_DIRECTIVE_
Exactly as written, retype the listing below, omitting the pictures.

══════════════════════════════

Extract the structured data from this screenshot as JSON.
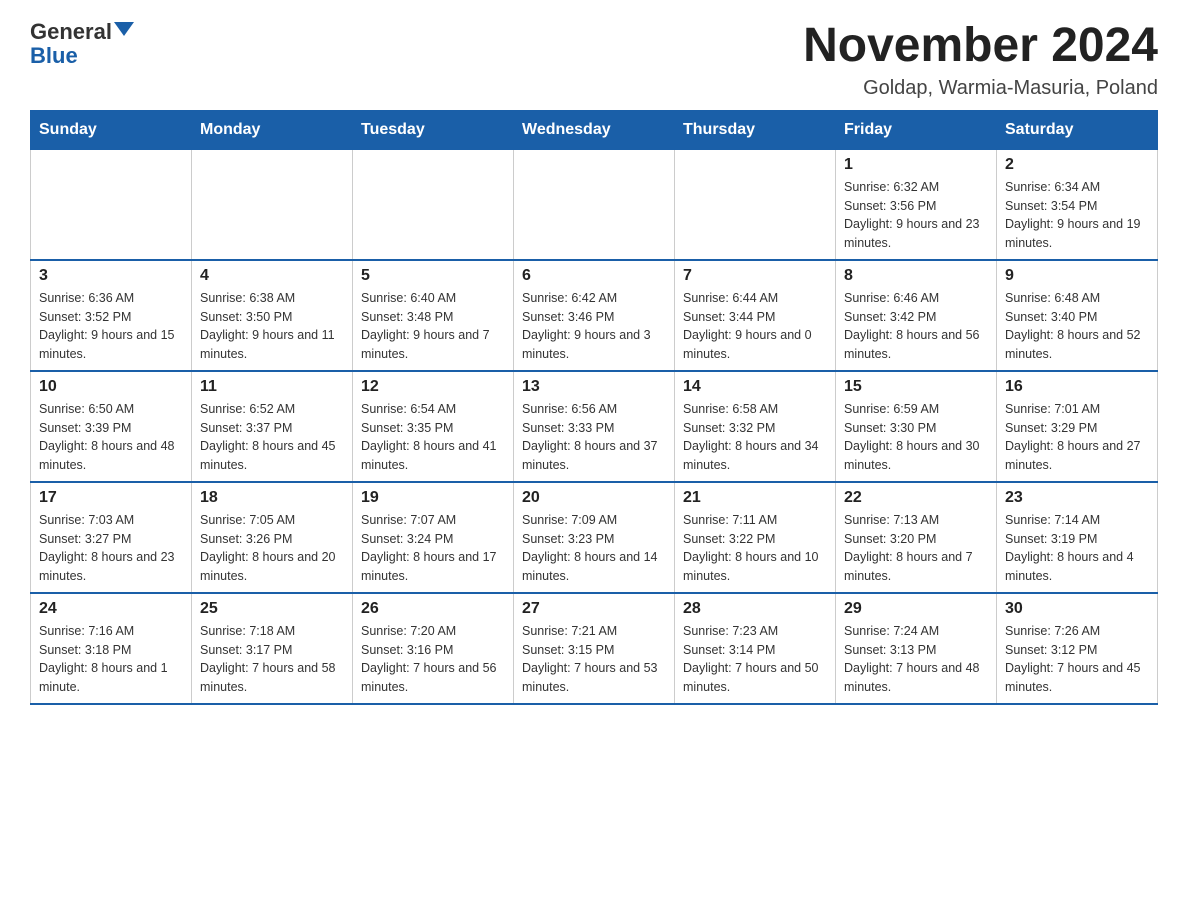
{
  "logo": {
    "text_general": "General",
    "text_blue": "Blue"
  },
  "title": "November 2024",
  "subtitle": "Goldap, Warmia-Masuria, Poland",
  "days_of_week": [
    "Sunday",
    "Monday",
    "Tuesday",
    "Wednesday",
    "Thursday",
    "Friday",
    "Saturday"
  ],
  "weeks": [
    [
      {
        "day": "",
        "info": ""
      },
      {
        "day": "",
        "info": ""
      },
      {
        "day": "",
        "info": ""
      },
      {
        "day": "",
        "info": ""
      },
      {
        "day": "",
        "info": ""
      },
      {
        "day": "1",
        "info": "Sunrise: 6:32 AM\nSunset: 3:56 PM\nDaylight: 9 hours and 23 minutes."
      },
      {
        "day": "2",
        "info": "Sunrise: 6:34 AM\nSunset: 3:54 PM\nDaylight: 9 hours and 19 minutes."
      }
    ],
    [
      {
        "day": "3",
        "info": "Sunrise: 6:36 AM\nSunset: 3:52 PM\nDaylight: 9 hours and 15 minutes."
      },
      {
        "day": "4",
        "info": "Sunrise: 6:38 AM\nSunset: 3:50 PM\nDaylight: 9 hours and 11 minutes."
      },
      {
        "day": "5",
        "info": "Sunrise: 6:40 AM\nSunset: 3:48 PM\nDaylight: 9 hours and 7 minutes."
      },
      {
        "day": "6",
        "info": "Sunrise: 6:42 AM\nSunset: 3:46 PM\nDaylight: 9 hours and 3 minutes."
      },
      {
        "day": "7",
        "info": "Sunrise: 6:44 AM\nSunset: 3:44 PM\nDaylight: 9 hours and 0 minutes."
      },
      {
        "day": "8",
        "info": "Sunrise: 6:46 AM\nSunset: 3:42 PM\nDaylight: 8 hours and 56 minutes."
      },
      {
        "day": "9",
        "info": "Sunrise: 6:48 AM\nSunset: 3:40 PM\nDaylight: 8 hours and 52 minutes."
      }
    ],
    [
      {
        "day": "10",
        "info": "Sunrise: 6:50 AM\nSunset: 3:39 PM\nDaylight: 8 hours and 48 minutes."
      },
      {
        "day": "11",
        "info": "Sunrise: 6:52 AM\nSunset: 3:37 PM\nDaylight: 8 hours and 45 minutes."
      },
      {
        "day": "12",
        "info": "Sunrise: 6:54 AM\nSunset: 3:35 PM\nDaylight: 8 hours and 41 minutes."
      },
      {
        "day": "13",
        "info": "Sunrise: 6:56 AM\nSunset: 3:33 PM\nDaylight: 8 hours and 37 minutes."
      },
      {
        "day": "14",
        "info": "Sunrise: 6:58 AM\nSunset: 3:32 PM\nDaylight: 8 hours and 34 minutes."
      },
      {
        "day": "15",
        "info": "Sunrise: 6:59 AM\nSunset: 3:30 PM\nDaylight: 8 hours and 30 minutes."
      },
      {
        "day": "16",
        "info": "Sunrise: 7:01 AM\nSunset: 3:29 PM\nDaylight: 8 hours and 27 minutes."
      }
    ],
    [
      {
        "day": "17",
        "info": "Sunrise: 7:03 AM\nSunset: 3:27 PM\nDaylight: 8 hours and 23 minutes."
      },
      {
        "day": "18",
        "info": "Sunrise: 7:05 AM\nSunset: 3:26 PM\nDaylight: 8 hours and 20 minutes."
      },
      {
        "day": "19",
        "info": "Sunrise: 7:07 AM\nSunset: 3:24 PM\nDaylight: 8 hours and 17 minutes."
      },
      {
        "day": "20",
        "info": "Sunrise: 7:09 AM\nSunset: 3:23 PM\nDaylight: 8 hours and 14 minutes."
      },
      {
        "day": "21",
        "info": "Sunrise: 7:11 AM\nSunset: 3:22 PM\nDaylight: 8 hours and 10 minutes."
      },
      {
        "day": "22",
        "info": "Sunrise: 7:13 AM\nSunset: 3:20 PM\nDaylight: 8 hours and 7 minutes."
      },
      {
        "day": "23",
        "info": "Sunrise: 7:14 AM\nSunset: 3:19 PM\nDaylight: 8 hours and 4 minutes."
      }
    ],
    [
      {
        "day": "24",
        "info": "Sunrise: 7:16 AM\nSunset: 3:18 PM\nDaylight: 8 hours and 1 minute."
      },
      {
        "day": "25",
        "info": "Sunrise: 7:18 AM\nSunset: 3:17 PM\nDaylight: 7 hours and 58 minutes."
      },
      {
        "day": "26",
        "info": "Sunrise: 7:20 AM\nSunset: 3:16 PM\nDaylight: 7 hours and 56 minutes."
      },
      {
        "day": "27",
        "info": "Sunrise: 7:21 AM\nSunset: 3:15 PM\nDaylight: 7 hours and 53 minutes."
      },
      {
        "day": "28",
        "info": "Sunrise: 7:23 AM\nSunset: 3:14 PM\nDaylight: 7 hours and 50 minutes."
      },
      {
        "day": "29",
        "info": "Sunrise: 7:24 AM\nSunset: 3:13 PM\nDaylight: 7 hours and 48 minutes."
      },
      {
        "day": "30",
        "info": "Sunrise: 7:26 AM\nSunset: 3:12 PM\nDaylight: 7 hours and 45 minutes."
      }
    ]
  ]
}
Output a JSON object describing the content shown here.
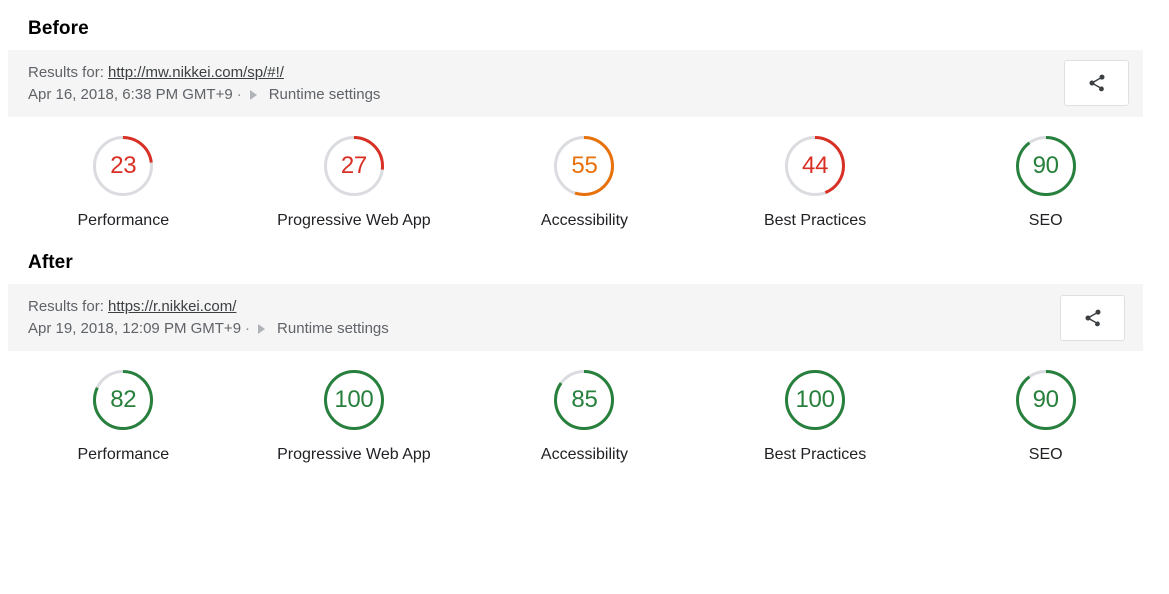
{
  "colors": {
    "red": "#d93025",
    "orange": "#e8710a",
    "green": "#28803d",
    "track": "#dadce0",
    "bar_background": "#f5f5f5",
    "text": "#202124",
    "muted_text": "#5f6368"
  },
  "sections": [
    {
      "heading": "Before",
      "results": {
        "results_for_label": "Results for:",
        "url": "http://mw.nikkei.com/sp/#!/",
        "timestamp": "Apr 16, 2018, 6:38 PM GMT+9",
        "separator": "·",
        "runtime_settings_label": "Runtime settings",
        "caret_icon": "triangle-right-icon",
        "share_button": {
          "icon": "share-icon",
          "title": "Share"
        }
      },
      "gauges": [
        {
          "score": "23",
          "value": 23,
          "label": "Performance",
          "color": "#d93025"
        },
        {
          "score": "27",
          "value": 27,
          "label": "Progressive Web App",
          "color": "#d93025"
        },
        {
          "score": "55",
          "value": 55,
          "label": "Accessibility",
          "color": "#e8710a"
        },
        {
          "score": "44",
          "value": 44,
          "label": "Best Practices",
          "color": "#d93025"
        },
        {
          "score": "90",
          "value": 90,
          "label": "SEO",
          "color": "#28803d"
        }
      ]
    },
    {
      "heading": "After",
      "results": {
        "results_for_label": "Results for:",
        "url": "https://r.nikkei.com/",
        "timestamp": "Apr 19, 2018, 12:09 PM GMT+9",
        "separator": "·",
        "runtime_settings_label": "Runtime settings",
        "caret_icon": "triangle-right-icon",
        "share_button": {
          "icon": "share-icon",
          "title": "Share"
        }
      },
      "gauges": [
        {
          "score": "82",
          "value": 82,
          "label": "Performance",
          "color": "#28803d"
        },
        {
          "score": "100",
          "value": 100,
          "label": "Progressive Web App",
          "color": "#28803d"
        },
        {
          "score": "85",
          "value": 85,
          "label": "Accessibility",
          "color": "#28803d"
        },
        {
          "score": "100",
          "value": 100,
          "label": "Best Practices",
          "color": "#28803d"
        },
        {
          "score": "90",
          "value": 90,
          "label": "SEO",
          "color": "#28803d"
        }
      ]
    }
  ]
}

══════════════════════════════

_TASK SOLUTION_
Extract the structured data from this screenshot as JSON.
{
  "logo": {
    "text_general": "General",
    "text_blue": "Blue"
  },
  "title": "November 2024",
  "subtitle": "Goldap, Warmia-Masuria, Poland",
  "days_of_week": [
    "Sunday",
    "Monday",
    "Tuesday",
    "Wednesday",
    "Thursday",
    "Friday",
    "Saturday"
  ],
  "weeks": [
    [
      {
        "day": "",
        "info": ""
      },
      {
        "day": "",
        "info": ""
      },
      {
        "day": "",
        "info": ""
      },
      {
        "day": "",
        "info": ""
      },
      {
        "day": "",
        "info": ""
      },
      {
        "day": "1",
        "info": "Sunrise: 6:32 AM\nSunset: 3:56 PM\nDaylight: 9 hours and 23 minutes."
      },
      {
        "day": "2",
        "info": "Sunrise: 6:34 AM\nSunset: 3:54 PM\nDaylight: 9 hours and 19 minutes."
      }
    ],
    [
      {
        "day": "3",
        "info": "Sunrise: 6:36 AM\nSunset: 3:52 PM\nDaylight: 9 hours and 15 minutes."
      },
      {
        "day": "4",
        "info": "Sunrise: 6:38 AM\nSunset: 3:50 PM\nDaylight: 9 hours and 11 minutes."
      },
      {
        "day": "5",
        "info": "Sunrise: 6:40 AM\nSunset: 3:48 PM\nDaylight: 9 hours and 7 minutes."
      },
      {
        "day": "6",
        "info": "Sunrise: 6:42 AM\nSunset: 3:46 PM\nDaylight: 9 hours and 3 minutes."
      },
      {
        "day": "7",
        "info": "Sunrise: 6:44 AM\nSunset: 3:44 PM\nDaylight: 9 hours and 0 minutes."
      },
      {
        "day": "8",
        "info": "Sunrise: 6:46 AM\nSunset: 3:42 PM\nDaylight: 8 hours and 56 minutes."
      },
      {
        "day": "9",
        "info": "Sunrise: 6:48 AM\nSunset: 3:40 PM\nDaylight: 8 hours and 52 minutes."
      }
    ],
    [
      {
        "day": "10",
        "info": "Sunrise: 6:50 AM\nSunset: 3:39 PM\nDaylight: 8 hours and 48 minutes."
      },
      {
        "day": "11",
        "info": "Sunrise: 6:52 AM\nSunset: 3:37 PM\nDaylight: 8 hours and 45 minutes."
      },
      {
        "day": "12",
        "info": "Sunrise: 6:54 AM\nSunset: 3:35 PM\nDaylight: 8 hours and 41 minutes."
      },
      {
        "day": "13",
        "info": "Sunrise: 6:56 AM\nSunset: 3:33 PM\nDaylight: 8 hours and 37 minutes."
      },
      {
        "day": "14",
        "info": "Sunrise: 6:58 AM\nSunset: 3:32 PM\nDaylight: 8 hours and 34 minutes."
      },
      {
        "day": "15",
        "info": "Sunrise: 6:59 AM\nSunset: 3:30 PM\nDaylight: 8 hours and 30 minutes."
      },
      {
        "day": "16",
        "info": "Sunrise: 7:01 AM\nSunset: 3:29 PM\nDaylight: 8 hours and 27 minutes."
      }
    ],
    [
      {
        "day": "17",
        "info": "Sunrise: 7:03 AM\nSunset: 3:27 PM\nDaylight: 8 hours and 23 minutes."
      },
      {
        "day": "18",
        "info": "Sunrise: 7:05 AM\nSunset: 3:26 PM\nDaylight: 8 hours and 20 minutes."
      },
      {
        "day": "19",
        "info": "Sunrise: 7:07 AM\nSunset: 3:24 PM\nDaylight: 8 hours and 17 minutes."
      },
      {
        "day": "20",
        "info": "Sunrise: 7:09 AM\nSunset: 3:23 PM\nDaylight: 8 hours and 14 minutes."
      },
      {
        "day": "21",
        "info": "Sunrise: 7:11 AM\nSunset: 3:22 PM\nDaylight: 8 hours and 10 minutes."
      },
      {
        "day": "22",
        "info": "Sunrise: 7:13 AM\nSunset: 3:20 PM\nDaylight: 8 hours and 7 minutes."
      },
      {
        "day": "23",
        "info": "Sunrise: 7:14 AM\nSunset: 3:19 PM\nDaylight: 8 hours and 4 minutes."
      }
    ],
    [
      {
        "day": "24",
        "info": "Sunrise: 7:16 AM\nSunset: 3:18 PM\nDaylight: 8 hours and 1 minute."
      },
      {
        "day": "25",
        "info": "Sunrise: 7:18 AM\nSunset: 3:17 PM\nDaylight: 7 hours and 58 minutes."
      },
      {
        "day": "26",
        "info": "Sunrise: 7:20 AM\nSunset: 3:16 PM\nDaylight: 7 hours and 56 minutes."
      },
      {
        "day": "27",
        "info": "Sunrise: 7:21 AM\nSunset: 3:15 PM\nDaylight: 7 hours and 53 minutes."
      },
      {
        "day": "28",
        "info": "Sunrise: 7:23 AM\nSunset: 3:14 PM\nDaylight: 7 hours and 50 minutes."
      },
      {
        "day": "29",
        "info": "Sunrise: 7:24 AM\nSunset: 3:13 PM\nDaylight: 7 hours and 48 minutes."
      },
      {
        "day": "30",
        "info": "Sunrise: 7:26 AM\nSunset: 3:12 PM\nDaylight: 7 hours and 45 minutes."
      }
    ]
  ]
}
Output a JSON object describing the content shown here.
{
  "colors": {
    "red": "#d93025",
    "orange": "#e8710a",
    "green": "#28803d",
    "track": "#dadce0",
    "bar_background": "#f5f5f5",
    "text": "#202124",
    "muted_text": "#5f6368"
  },
  "sections": [
    {
      "heading": "Before",
      "results": {
        "results_for_label": "Results for:",
        "url": "http://mw.nikkei.com/sp/#!/",
        "timestamp": "Apr 16, 2018, 6:38 PM GMT+9",
        "separator": "·",
        "runtime_settings_label": "Runtime settings",
        "caret_icon": "triangle-right-icon",
        "share_button": {
          "icon": "share-icon",
          "title": "Share"
        }
      },
      "gauges": [
        {
          "score": "23",
          "value": 23,
          "label": "Performance",
          "color": "#d93025"
        },
        {
          "score": "27",
          "value": 27,
          "label": "Progressive Web App",
          "color": "#d93025"
        },
        {
          "score": "55",
          "value": 55,
          "label": "Accessibility",
          "color": "#e8710a"
        },
        {
          "score": "44",
          "value": 44,
          "label": "Best Practices",
          "color": "#d93025"
        },
        {
          "score": "90",
          "value": 90,
          "label": "SEO",
          "color": "#28803d"
        }
      ]
    },
    {
      "heading": "After",
      "results": {
        "results_for_label": "Results for:",
        "url": "https://r.nikkei.com/",
        "timestamp": "Apr 19, 2018, 12:09 PM GMT+9",
        "separator": "·",
        "runtime_settings_label": "Runtime settings",
        "caret_icon": "triangle-right-icon",
        "share_button": {
          "icon": "share-icon",
          "title": "Share"
        }
      },
      "gauges": [
        {
          "score": "82",
          "value": 82,
          "label": "Performance",
          "color": "#28803d"
        },
        {
          "score": "100",
          "value": 100,
          "label": "Progressive Web App",
          "color": "#28803d"
        },
        {
          "score": "85",
          "value": 85,
          "label": "Accessibility",
          "color": "#28803d"
        },
        {
          "score": "100",
          "value": 100,
          "label": "Best Practices",
          "color": "#28803d"
        },
        {
          "score": "90",
          "value": 90,
          "label": "SEO",
          "color": "#28803d"
        }
      ]
    }
  ]
}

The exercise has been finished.